Start ENTRIES SUPPLIED
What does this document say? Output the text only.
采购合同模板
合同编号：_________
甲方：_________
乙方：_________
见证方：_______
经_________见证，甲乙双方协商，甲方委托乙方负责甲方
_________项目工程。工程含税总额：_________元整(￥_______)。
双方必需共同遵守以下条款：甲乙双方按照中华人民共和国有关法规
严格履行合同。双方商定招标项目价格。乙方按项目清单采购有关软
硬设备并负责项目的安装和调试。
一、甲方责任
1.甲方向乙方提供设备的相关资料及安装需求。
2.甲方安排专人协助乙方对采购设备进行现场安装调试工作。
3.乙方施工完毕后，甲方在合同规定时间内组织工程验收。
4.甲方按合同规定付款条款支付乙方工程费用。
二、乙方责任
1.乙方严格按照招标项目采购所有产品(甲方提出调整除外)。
End ENTRIES SUPPLIED
#### WORK TO COMPLETE
Copy out the full material exactly as it appears.

#### TASK RESPONSE
What does this document say? Output the text only.
采购合同模板
合同编号：_________
甲方：_________
乙方：_________
见证方：_______
经_________见证，甲乙双方协商，甲方委托乙方负责甲方
_________项目工程。工程含税总额：_________元整(￥_______)。
双方必需共同遵守以下条款：甲乙双方按照中华人民共和国有关法规
严格履行合同。双方商定招标项目价格。乙方按项目清单采购有关软
硬设备并负责项目的安装和调试。
一、甲方责任
1.甲方向乙方提供设备的相关资料及安装需求。
2.甲方安排专人协助乙方对采购设备进行现场安装调试工作。
3.乙方施工完毕后，甲方在合同规定时间内组织工程验收。
4.甲方按合同规定付款条款支付乙方工程费用。
二、乙方责任
1.乙方严格按照招标项目采购所有产品(甲方提出调整除外)。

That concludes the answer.